Set task>
In the records below, the line that contains "Decode this image" marks the start. Copy it and each line after it through the end, exactly, without pictures.

The input>
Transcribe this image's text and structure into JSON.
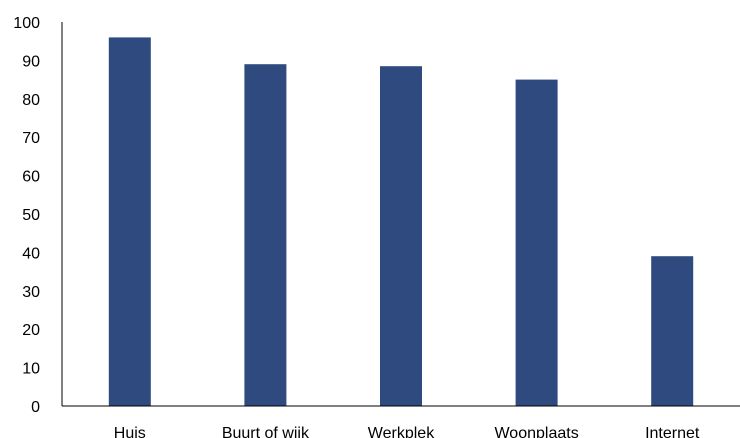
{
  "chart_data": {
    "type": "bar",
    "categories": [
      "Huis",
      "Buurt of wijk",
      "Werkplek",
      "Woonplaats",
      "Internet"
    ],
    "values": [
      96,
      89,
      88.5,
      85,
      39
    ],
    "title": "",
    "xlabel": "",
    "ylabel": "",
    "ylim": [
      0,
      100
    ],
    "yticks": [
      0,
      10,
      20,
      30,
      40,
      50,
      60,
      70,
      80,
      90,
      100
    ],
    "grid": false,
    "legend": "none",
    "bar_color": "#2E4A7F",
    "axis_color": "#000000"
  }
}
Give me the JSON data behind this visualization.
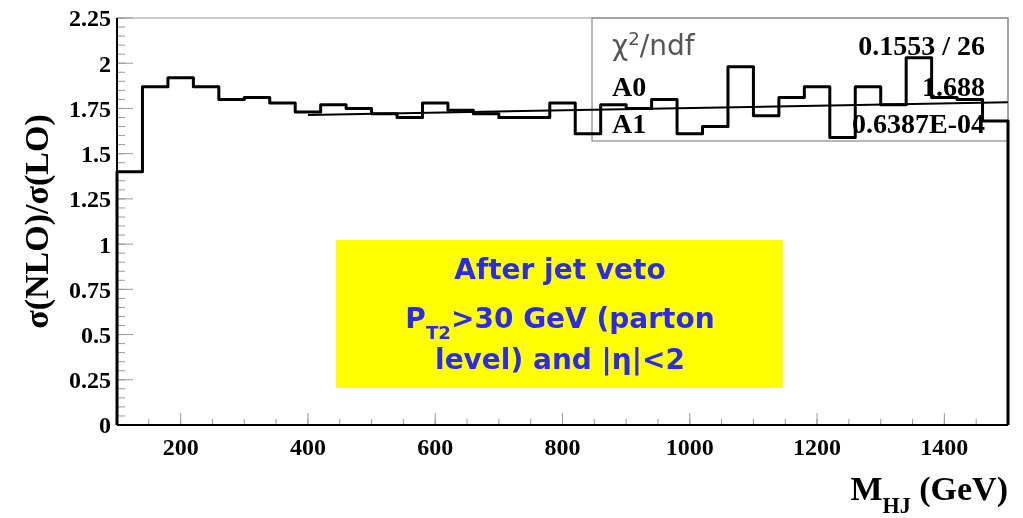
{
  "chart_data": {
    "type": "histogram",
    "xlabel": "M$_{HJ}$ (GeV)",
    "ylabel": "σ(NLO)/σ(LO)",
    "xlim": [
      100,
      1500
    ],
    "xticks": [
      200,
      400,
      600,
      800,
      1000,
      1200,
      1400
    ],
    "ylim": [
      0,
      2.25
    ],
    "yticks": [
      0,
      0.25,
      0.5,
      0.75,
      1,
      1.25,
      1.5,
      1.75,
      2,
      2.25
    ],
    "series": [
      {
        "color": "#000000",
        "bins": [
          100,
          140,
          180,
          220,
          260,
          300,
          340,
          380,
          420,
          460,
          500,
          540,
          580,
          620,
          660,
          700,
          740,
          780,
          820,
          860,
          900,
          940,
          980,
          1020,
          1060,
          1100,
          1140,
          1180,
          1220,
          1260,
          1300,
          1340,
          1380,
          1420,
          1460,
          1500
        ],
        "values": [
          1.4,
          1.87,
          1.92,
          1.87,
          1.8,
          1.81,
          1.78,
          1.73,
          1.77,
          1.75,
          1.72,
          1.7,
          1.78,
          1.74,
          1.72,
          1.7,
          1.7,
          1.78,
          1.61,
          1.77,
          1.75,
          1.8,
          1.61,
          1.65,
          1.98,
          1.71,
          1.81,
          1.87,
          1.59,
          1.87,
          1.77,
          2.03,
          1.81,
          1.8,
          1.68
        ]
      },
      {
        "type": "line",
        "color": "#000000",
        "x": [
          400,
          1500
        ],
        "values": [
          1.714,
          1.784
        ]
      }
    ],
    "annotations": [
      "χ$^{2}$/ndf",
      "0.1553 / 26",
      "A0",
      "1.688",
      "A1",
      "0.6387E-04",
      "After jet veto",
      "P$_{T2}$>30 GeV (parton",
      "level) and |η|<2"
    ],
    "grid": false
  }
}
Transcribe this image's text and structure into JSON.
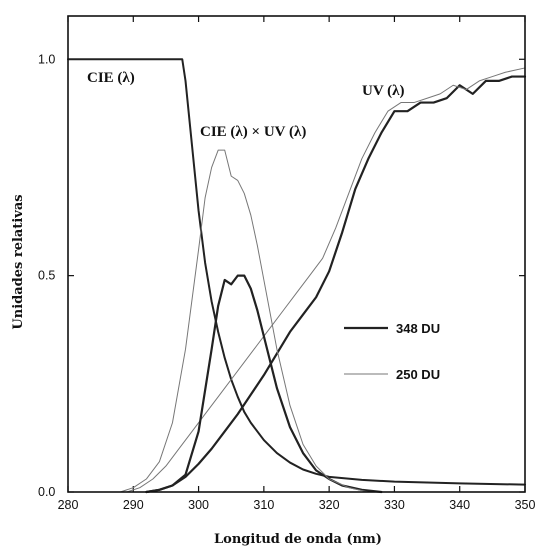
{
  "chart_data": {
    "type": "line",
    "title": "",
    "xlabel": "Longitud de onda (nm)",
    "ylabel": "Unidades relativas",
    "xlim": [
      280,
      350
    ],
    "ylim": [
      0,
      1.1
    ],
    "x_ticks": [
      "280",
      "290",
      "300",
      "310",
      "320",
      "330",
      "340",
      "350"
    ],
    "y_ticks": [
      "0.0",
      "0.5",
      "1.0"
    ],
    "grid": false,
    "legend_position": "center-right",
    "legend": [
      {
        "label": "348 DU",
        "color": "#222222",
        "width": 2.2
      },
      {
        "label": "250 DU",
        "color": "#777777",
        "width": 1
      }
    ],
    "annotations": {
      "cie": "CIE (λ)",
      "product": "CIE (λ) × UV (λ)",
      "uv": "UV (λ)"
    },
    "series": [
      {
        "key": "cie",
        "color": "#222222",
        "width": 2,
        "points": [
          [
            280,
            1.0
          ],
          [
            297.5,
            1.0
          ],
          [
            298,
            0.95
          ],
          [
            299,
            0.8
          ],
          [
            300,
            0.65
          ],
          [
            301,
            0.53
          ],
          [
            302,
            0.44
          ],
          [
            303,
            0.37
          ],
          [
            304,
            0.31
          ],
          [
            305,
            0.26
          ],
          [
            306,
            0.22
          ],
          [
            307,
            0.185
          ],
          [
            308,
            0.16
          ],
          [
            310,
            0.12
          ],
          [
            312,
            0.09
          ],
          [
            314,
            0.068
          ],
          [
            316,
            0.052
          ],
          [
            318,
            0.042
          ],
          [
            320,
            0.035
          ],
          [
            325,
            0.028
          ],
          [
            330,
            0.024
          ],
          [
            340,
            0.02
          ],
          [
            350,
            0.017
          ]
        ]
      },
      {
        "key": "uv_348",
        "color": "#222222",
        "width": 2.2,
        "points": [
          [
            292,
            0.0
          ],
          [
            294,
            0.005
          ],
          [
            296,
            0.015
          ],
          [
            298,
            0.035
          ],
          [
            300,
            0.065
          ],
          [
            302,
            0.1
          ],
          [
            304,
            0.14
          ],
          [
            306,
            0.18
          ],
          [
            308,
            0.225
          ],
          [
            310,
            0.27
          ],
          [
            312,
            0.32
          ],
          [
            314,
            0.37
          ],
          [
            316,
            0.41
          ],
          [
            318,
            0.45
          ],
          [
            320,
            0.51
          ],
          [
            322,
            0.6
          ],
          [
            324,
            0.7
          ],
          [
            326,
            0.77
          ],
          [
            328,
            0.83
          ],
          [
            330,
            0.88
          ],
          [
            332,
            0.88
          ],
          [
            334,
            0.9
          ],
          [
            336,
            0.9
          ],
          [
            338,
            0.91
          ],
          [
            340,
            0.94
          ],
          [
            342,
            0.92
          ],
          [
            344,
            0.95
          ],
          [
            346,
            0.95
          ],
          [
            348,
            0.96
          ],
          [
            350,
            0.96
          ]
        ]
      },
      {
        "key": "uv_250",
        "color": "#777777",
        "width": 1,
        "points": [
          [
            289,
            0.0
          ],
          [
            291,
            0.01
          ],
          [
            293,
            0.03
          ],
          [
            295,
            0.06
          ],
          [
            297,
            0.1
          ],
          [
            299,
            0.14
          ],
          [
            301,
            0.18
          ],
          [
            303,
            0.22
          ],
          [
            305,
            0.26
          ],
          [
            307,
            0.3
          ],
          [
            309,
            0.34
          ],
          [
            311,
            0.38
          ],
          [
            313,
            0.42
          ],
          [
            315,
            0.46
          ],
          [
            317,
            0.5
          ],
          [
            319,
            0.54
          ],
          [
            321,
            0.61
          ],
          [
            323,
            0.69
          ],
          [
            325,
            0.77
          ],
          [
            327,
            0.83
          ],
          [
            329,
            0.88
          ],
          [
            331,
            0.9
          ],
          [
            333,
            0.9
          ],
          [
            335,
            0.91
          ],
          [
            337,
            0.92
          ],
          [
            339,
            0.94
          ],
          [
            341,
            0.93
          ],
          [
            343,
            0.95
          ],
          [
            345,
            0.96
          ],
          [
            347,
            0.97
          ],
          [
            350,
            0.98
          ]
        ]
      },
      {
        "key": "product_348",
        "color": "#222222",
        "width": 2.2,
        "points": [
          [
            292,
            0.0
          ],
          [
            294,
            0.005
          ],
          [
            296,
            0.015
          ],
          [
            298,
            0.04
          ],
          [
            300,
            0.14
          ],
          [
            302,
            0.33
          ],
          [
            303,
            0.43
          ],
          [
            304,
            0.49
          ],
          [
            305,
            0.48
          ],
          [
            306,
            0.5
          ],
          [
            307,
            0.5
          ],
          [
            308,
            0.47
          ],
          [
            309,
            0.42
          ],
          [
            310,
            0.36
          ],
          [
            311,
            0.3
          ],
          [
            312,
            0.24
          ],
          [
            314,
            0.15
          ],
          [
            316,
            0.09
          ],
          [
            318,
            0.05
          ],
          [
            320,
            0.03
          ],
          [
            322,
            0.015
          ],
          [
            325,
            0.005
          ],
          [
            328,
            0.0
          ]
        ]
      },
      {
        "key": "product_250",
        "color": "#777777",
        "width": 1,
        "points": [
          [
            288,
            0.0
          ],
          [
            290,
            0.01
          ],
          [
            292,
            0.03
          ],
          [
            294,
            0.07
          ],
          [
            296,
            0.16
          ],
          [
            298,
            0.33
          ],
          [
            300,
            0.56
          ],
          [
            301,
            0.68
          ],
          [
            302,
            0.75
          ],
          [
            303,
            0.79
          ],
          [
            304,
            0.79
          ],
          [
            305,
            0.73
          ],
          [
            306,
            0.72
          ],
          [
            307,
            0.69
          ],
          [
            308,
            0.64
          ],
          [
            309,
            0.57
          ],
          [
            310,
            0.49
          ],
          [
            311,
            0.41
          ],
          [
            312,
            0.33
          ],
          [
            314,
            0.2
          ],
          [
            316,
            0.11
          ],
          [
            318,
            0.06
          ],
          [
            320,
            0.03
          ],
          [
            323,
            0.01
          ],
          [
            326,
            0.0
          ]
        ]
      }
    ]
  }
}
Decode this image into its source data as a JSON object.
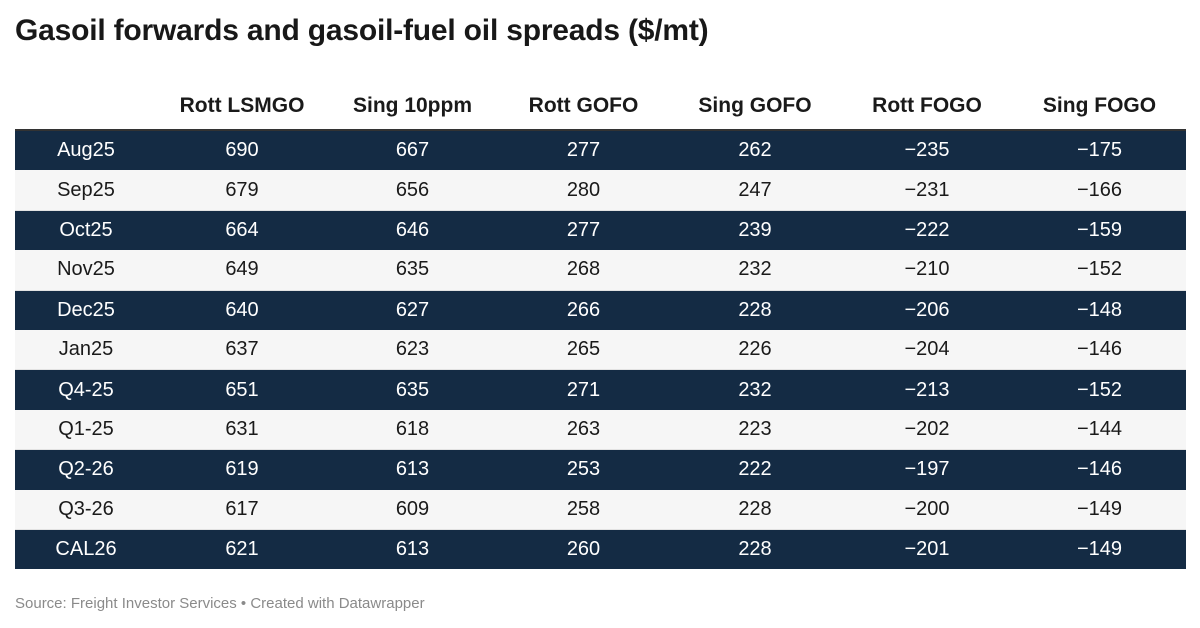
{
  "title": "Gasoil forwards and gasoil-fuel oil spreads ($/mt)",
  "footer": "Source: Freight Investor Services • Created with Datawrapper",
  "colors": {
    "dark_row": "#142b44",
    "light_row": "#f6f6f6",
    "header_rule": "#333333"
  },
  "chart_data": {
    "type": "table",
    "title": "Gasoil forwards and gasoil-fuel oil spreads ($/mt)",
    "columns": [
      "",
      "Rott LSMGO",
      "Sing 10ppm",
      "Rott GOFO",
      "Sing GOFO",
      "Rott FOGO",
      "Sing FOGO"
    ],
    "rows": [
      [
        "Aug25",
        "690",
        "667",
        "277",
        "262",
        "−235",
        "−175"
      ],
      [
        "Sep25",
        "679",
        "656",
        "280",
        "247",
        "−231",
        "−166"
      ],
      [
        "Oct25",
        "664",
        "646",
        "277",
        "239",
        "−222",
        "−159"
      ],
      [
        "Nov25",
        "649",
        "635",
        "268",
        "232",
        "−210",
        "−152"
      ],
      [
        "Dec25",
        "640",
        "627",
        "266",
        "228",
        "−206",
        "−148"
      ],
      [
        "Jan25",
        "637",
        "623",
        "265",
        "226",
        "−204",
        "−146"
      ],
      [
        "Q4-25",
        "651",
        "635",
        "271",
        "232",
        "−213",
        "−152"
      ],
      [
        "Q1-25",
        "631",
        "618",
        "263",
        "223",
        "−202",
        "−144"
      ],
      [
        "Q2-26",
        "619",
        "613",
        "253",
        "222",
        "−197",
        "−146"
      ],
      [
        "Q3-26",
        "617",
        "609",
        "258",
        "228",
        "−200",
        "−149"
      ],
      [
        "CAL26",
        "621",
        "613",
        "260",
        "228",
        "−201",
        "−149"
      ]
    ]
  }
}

Written response>
Decode this image into its source data as a JSON object.
{
  "title": "Gasoil forwards and gasoil-fuel oil spreads ($/mt)",
  "footer": "Source: Freight Investor Services • Created with Datawrapper",
  "colors": {
    "dark_row": "#142b44",
    "light_row": "#f6f6f6",
    "header_rule": "#333333"
  },
  "chart_data": {
    "type": "table",
    "title": "Gasoil forwards and gasoil-fuel oil spreads ($/mt)",
    "columns": [
      "",
      "Rott LSMGO",
      "Sing 10ppm",
      "Rott GOFO",
      "Sing GOFO",
      "Rott FOGO",
      "Sing FOGO"
    ],
    "rows": [
      [
        "Aug25",
        "690",
        "667",
        "277",
        "262",
        "−235",
        "−175"
      ],
      [
        "Sep25",
        "679",
        "656",
        "280",
        "247",
        "−231",
        "−166"
      ],
      [
        "Oct25",
        "664",
        "646",
        "277",
        "239",
        "−222",
        "−159"
      ],
      [
        "Nov25",
        "649",
        "635",
        "268",
        "232",
        "−210",
        "−152"
      ],
      [
        "Dec25",
        "640",
        "627",
        "266",
        "228",
        "−206",
        "−148"
      ],
      [
        "Jan25",
        "637",
        "623",
        "265",
        "226",
        "−204",
        "−146"
      ],
      [
        "Q4-25",
        "651",
        "635",
        "271",
        "232",
        "−213",
        "−152"
      ],
      [
        "Q1-25",
        "631",
        "618",
        "263",
        "223",
        "−202",
        "−144"
      ],
      [
        "Q2-26",
        "619",
        "613",
        "253",
        "222",
        "−197",
        "−146"
      ],
      [
        "Q3-26",
        "617",
        "609",
        "258",
        "228",
        "−200",
        "−149"
      ],
      [
        "CAL26",
        "621",
        "613",
        "260",
        "228",
        "−201",
        "−149"
      ]
    ]
  }
}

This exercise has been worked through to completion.